_EXCERPT_:
------
THE government of President Muhammadu Buhari moves in mysterious ways. This it has demonstrated through its shifting attitudes to the security of our oil infrastructure in the Niger Delta.
The Goodluck Jonathan administration had awarded contracts for the pipeline protection from oil thieves to repentant Niger Delta warlord, Government Ekpemupolo, alias Tompolo. But when Buhari’s government took over, it allowed its anti-Jonathan sentiments to push it into cancelling the contract and declared Tompolo wanted.
The military was moved into the creeks to hunt for him. They killed a number of innocent people and destroyed property. But Tompolo not only remained elusive to them, but came out openly and buried his father in September 2016.
The militants resumed their sabotage of our oil facilities. The government was forced to realise that force was counter-productive. It sent Vice President Yemi Osinbajo and the then Minister of State for Petroleum, Ibe Kachikwu, on diplomatic missions which restored relative peace until recently.
------
_REQUEST A_: Transcribe the whole passage on the Buhari government's handling of oil security in the Niger Delta, keeping every word and mark unchanged.
The passage has no connection to the entries that come after it.
------
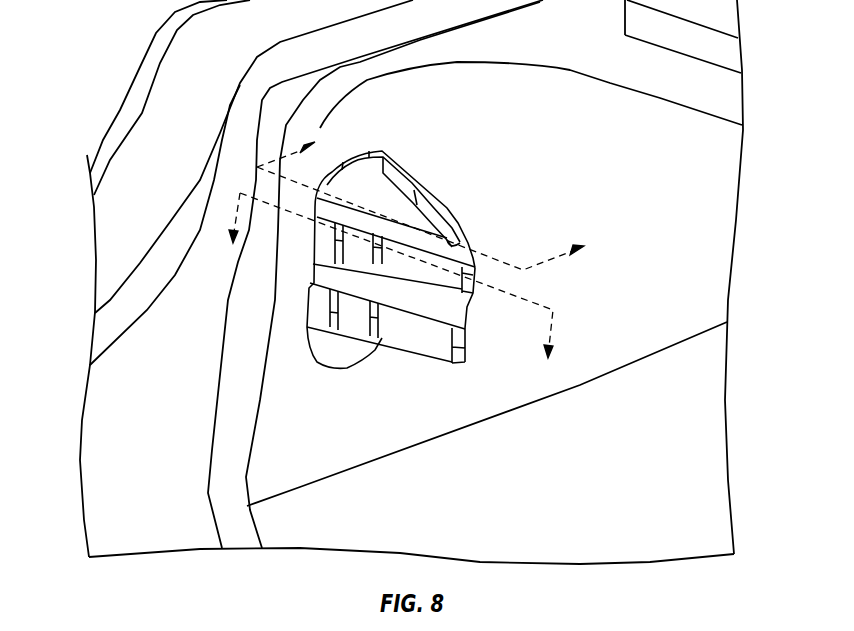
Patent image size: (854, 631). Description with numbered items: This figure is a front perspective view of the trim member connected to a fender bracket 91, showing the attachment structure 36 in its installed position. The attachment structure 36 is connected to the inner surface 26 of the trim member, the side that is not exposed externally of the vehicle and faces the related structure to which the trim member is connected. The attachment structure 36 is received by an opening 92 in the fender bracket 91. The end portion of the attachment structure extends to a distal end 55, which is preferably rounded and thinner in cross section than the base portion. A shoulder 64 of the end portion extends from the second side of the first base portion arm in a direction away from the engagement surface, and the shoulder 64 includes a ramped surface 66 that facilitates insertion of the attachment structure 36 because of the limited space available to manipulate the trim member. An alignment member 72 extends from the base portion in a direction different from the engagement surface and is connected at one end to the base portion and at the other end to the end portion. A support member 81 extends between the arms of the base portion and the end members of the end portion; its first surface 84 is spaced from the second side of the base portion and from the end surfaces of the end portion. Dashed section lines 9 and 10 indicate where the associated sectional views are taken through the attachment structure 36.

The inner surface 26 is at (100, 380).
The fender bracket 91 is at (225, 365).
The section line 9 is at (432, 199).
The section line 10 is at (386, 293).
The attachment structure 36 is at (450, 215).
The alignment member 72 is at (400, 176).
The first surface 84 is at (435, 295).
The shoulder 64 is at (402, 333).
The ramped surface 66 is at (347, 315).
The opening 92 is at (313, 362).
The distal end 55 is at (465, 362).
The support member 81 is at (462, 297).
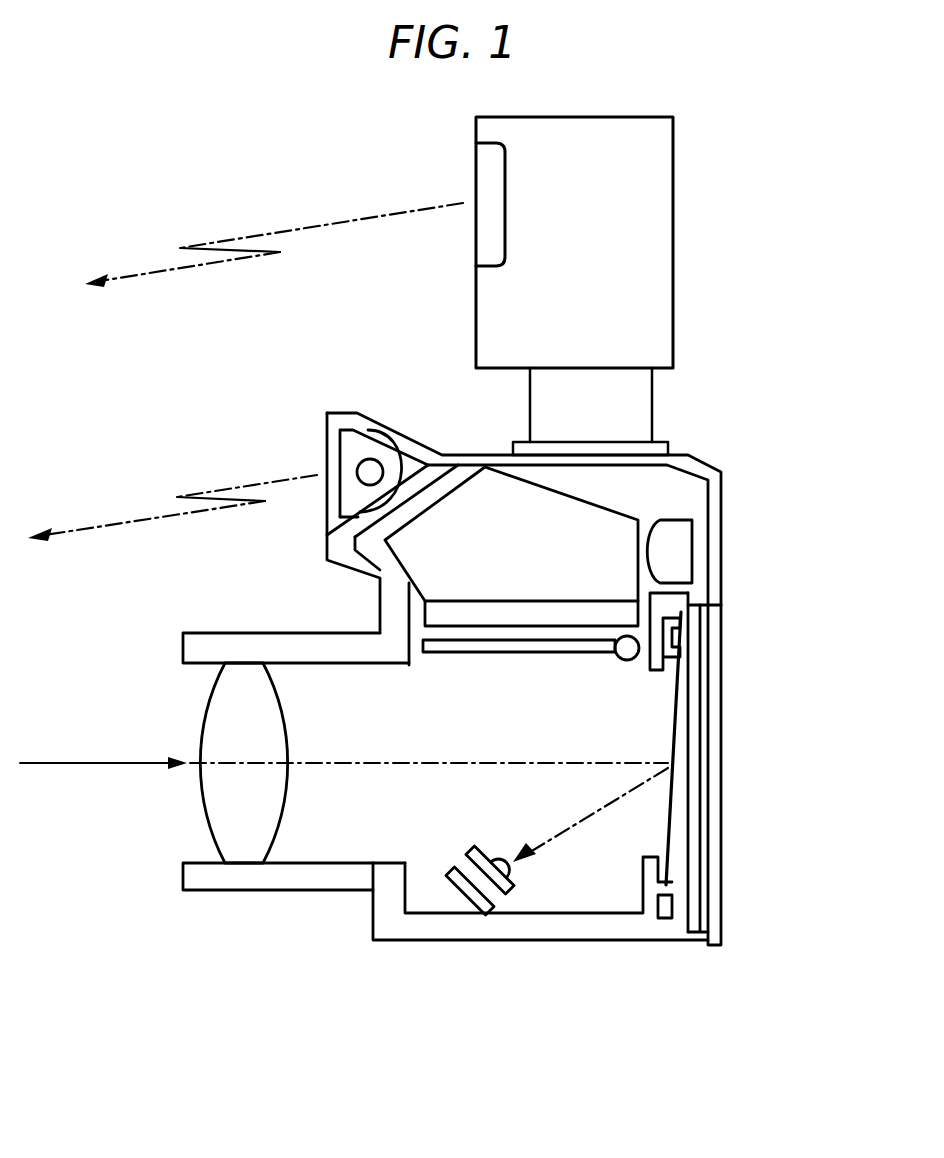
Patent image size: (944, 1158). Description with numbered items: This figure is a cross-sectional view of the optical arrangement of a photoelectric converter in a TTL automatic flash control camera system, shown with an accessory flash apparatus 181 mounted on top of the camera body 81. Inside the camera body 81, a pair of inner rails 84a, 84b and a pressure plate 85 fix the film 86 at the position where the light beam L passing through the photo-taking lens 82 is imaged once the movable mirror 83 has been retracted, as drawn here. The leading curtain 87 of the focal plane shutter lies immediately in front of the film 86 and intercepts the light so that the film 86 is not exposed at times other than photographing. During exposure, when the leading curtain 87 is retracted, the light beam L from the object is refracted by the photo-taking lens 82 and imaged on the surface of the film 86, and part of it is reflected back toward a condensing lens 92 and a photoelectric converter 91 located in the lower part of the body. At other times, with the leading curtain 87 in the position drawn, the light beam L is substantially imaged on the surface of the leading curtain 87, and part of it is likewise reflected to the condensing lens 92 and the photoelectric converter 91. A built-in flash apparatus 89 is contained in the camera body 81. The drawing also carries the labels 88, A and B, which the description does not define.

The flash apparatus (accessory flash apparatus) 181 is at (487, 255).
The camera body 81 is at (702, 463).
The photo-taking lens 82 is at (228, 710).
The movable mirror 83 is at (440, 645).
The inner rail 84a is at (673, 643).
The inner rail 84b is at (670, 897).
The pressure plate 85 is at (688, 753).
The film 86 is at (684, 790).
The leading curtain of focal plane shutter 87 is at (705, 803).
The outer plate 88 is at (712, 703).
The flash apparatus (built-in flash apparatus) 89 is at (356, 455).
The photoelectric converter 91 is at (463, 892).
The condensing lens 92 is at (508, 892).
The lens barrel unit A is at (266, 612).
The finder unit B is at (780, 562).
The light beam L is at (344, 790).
------
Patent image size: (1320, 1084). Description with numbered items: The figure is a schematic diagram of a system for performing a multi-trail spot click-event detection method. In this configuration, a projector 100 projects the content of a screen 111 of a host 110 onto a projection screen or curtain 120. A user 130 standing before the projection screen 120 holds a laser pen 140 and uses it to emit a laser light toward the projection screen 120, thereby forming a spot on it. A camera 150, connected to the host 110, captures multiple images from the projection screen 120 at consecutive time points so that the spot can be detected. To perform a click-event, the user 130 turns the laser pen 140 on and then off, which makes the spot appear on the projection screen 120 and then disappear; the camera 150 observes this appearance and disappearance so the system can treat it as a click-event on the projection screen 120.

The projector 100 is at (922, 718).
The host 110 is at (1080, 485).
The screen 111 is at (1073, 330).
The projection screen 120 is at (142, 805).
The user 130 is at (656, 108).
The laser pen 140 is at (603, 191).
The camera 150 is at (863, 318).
------
_REQUEST B_: Restate word for word everything in the entries from the line containing "Patent image size: (854, 631)." down to the line containing "The first surface 84 is at (435, 295).", with both of those lines included.

_WRITTEN SOLUTION A_:
THE government of President Muhammadu Buhari moves in mysterious ways. This it has demonstrated through its shifting attitudes to the security of our oil infrastructure in the Niger Delta.
The Goodluck Jonathan administration had awarded contracts for the pipeline protection from oil thieves to repentant Niger Delta warlord, Government Ekpemupolo, alias Tompolo. But when Buhari’s government took over, it allowed its anti-Jonathan sentiments to push it into cancelling the contract and declared Tompolo wanted.
The military was moved into the creeks to hunt for him. They killed a number of innocent people and destroyed property. But Tompolo not only remained elusive to them, but came out openly and buried his father in September 2016.
The militants resumed their sabotage of our oil facilities. The government was forced to realise that force was counter-productive. It sent Vice President Yemi Osinbajo and the then Minister of State for Petroleum, Ibe Kachikwu, on diplomatic missions which restored relative peace until recently.

_WRITTEN SOLUTION B_:
Patent image size: (854, 631). Description with numbered items: This figure is a front perspective view of the trim member connected to a fender bracket 91, showing the attachment structure 36 in its installed position. The attachment structure 36 is connected to the inner surface 26 of the trim member, the side that is not exposed externally of the vehicle and faces the related structure to which the trim member is connected. The attachment structure 36 is received by an opening 92 in the fender bracket 91. The end portion of the attachment structure extends to a distal end 55, which is preferably rounded and thinner in cross section than the base portion. A shoulder 64 of the end portion extends from the second side of the first base portion arm in a direction away from the engagement surface, and the shoulder 64 includes a ramped surface 66 that facilitates insertion of the attachment structure 36 because of the limited space available to manipulate the trim member. An alignment member 72 extends from the base portion in a direction different from the engagement surface and is connected at one end to the base portion and at the other end to the end portion. A support member 81 extends between the arms of the base portion and the end members of the end portion; its first surface 84 is spaced from the second side of the base portion and from the end surfaces of the end portion. Dashed section lines 9 and 10 indicate where the associated sectional views are taken through the attachment structure 36.

The inner surface 26 is at (100, 380).
The fender bracket 91 is at (225, 365).
The section line 9 is at (432, 199).
The section line 10 is at (386, 293).
The attachment structure 36 is at (450, 215).
The alignment member 72 is at (400, 176).
The first surface 84 is at (435, 295).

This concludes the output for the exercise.